Task directions.
Go through the entries and say how many lines contain the string "Setup". The number is the whole answer.

── Provided entries ──

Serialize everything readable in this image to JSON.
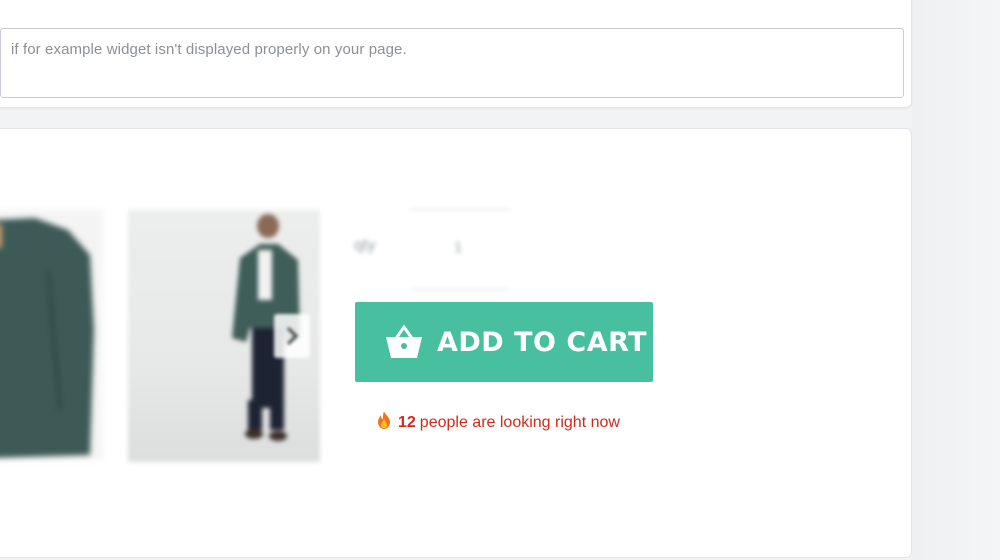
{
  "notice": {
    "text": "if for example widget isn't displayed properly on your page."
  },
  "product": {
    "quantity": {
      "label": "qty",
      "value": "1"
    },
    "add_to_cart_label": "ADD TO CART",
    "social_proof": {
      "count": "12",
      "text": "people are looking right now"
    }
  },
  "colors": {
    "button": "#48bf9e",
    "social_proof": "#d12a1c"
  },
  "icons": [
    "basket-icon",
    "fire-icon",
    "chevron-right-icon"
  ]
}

───
── Provided entries ──

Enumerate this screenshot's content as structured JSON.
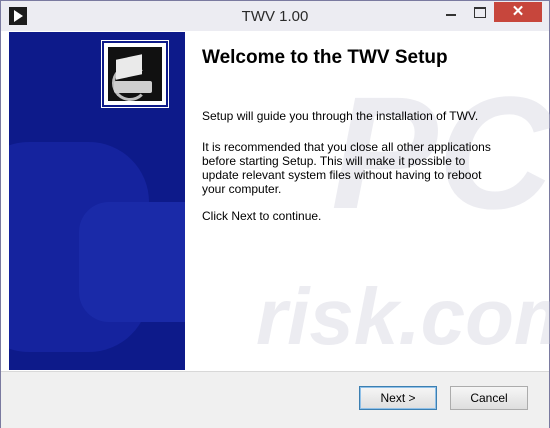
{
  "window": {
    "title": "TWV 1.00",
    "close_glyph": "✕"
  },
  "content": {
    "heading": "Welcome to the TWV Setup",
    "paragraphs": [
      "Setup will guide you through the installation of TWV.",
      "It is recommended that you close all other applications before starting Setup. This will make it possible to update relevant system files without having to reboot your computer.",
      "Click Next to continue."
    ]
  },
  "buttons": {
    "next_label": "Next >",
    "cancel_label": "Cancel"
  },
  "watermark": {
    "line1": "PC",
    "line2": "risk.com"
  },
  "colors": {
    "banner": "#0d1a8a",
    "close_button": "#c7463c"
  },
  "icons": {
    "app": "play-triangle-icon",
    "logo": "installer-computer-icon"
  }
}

───

Exercise output.
3